A run of records
— begin —

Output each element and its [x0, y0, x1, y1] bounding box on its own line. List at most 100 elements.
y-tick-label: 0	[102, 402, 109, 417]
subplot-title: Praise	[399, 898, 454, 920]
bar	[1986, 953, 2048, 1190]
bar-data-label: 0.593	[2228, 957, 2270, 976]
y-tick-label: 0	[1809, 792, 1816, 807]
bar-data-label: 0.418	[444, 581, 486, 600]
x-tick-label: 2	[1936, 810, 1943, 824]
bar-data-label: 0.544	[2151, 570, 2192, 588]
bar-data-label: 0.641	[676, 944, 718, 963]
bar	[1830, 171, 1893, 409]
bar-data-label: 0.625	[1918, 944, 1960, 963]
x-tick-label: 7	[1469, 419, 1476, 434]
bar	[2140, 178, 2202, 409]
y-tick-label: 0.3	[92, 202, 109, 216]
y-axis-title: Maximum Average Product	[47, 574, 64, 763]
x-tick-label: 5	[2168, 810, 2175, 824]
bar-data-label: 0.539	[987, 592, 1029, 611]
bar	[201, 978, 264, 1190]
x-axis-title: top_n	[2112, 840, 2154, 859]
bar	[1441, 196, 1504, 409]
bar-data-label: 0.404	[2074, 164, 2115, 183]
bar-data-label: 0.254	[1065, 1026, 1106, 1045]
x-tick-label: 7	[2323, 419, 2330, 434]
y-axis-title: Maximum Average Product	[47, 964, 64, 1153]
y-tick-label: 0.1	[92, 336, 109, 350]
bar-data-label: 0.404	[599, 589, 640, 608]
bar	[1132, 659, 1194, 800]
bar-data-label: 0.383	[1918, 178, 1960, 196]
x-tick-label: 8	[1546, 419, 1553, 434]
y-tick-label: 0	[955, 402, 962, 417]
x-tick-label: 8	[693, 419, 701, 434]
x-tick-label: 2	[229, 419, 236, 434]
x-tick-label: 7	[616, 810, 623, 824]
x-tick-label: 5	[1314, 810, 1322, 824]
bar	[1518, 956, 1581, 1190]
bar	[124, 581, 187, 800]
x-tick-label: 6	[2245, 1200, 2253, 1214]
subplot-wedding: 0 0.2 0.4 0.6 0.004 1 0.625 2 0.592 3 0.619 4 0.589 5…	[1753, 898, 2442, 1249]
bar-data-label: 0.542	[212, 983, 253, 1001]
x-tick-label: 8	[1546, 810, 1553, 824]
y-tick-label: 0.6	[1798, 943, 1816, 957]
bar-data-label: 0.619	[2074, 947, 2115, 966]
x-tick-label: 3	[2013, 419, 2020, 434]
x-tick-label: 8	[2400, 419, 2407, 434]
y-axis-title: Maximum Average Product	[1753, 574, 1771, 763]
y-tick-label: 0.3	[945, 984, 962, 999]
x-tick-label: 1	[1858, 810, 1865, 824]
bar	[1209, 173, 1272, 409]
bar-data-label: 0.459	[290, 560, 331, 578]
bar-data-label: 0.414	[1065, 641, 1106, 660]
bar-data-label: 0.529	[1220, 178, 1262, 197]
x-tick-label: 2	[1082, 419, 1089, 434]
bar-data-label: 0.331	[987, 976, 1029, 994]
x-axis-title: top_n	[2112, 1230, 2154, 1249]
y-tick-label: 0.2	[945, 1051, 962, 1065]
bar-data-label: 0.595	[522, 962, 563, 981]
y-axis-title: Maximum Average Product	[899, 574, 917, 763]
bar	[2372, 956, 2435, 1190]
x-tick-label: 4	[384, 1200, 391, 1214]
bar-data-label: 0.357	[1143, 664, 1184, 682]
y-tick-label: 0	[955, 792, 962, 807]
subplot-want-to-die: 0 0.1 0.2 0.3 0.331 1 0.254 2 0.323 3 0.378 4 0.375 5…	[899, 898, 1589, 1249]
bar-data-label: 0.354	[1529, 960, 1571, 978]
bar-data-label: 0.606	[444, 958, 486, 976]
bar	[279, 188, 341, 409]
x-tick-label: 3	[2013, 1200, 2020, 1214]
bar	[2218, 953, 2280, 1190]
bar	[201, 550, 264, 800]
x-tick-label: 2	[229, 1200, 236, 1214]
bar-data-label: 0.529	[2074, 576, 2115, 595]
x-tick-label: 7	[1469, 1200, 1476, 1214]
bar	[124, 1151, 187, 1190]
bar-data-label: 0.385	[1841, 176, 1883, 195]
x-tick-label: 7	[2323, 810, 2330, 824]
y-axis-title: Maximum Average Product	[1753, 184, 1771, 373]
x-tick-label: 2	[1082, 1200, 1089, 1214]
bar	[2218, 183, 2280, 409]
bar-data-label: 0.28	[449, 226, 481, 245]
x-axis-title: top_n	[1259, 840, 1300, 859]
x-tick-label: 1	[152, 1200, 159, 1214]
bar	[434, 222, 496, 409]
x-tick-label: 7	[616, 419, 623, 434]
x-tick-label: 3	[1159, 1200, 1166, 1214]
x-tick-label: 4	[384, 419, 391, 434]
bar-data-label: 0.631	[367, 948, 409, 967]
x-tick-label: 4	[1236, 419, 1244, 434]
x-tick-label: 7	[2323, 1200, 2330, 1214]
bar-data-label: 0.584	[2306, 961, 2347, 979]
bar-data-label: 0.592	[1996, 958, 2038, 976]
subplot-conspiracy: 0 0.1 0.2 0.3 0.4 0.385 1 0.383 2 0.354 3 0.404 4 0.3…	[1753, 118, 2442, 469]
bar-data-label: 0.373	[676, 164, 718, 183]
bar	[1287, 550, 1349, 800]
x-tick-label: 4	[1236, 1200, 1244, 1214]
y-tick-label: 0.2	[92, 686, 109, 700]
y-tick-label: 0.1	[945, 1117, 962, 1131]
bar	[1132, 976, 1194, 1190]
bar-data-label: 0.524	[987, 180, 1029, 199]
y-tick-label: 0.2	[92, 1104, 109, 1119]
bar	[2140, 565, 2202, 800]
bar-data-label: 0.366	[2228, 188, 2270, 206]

— end —

• _Directions_: Copy the data word for word, from its first line through the line containing "957, 2270, 976]", including both of those lines.

• _Correct result_:
Output each element and its [x0, y0, x1, y1] bounding box on its own line. List at most 100 elements.
y-tick-label: 0	[102, 402, 109, 417]
subplot-title: Praise	[399, 898, 454, 920]
bar	[1986, 953, 2048, 1190]
bar-data-label: 0.593	[2228, 957, 2270, 976]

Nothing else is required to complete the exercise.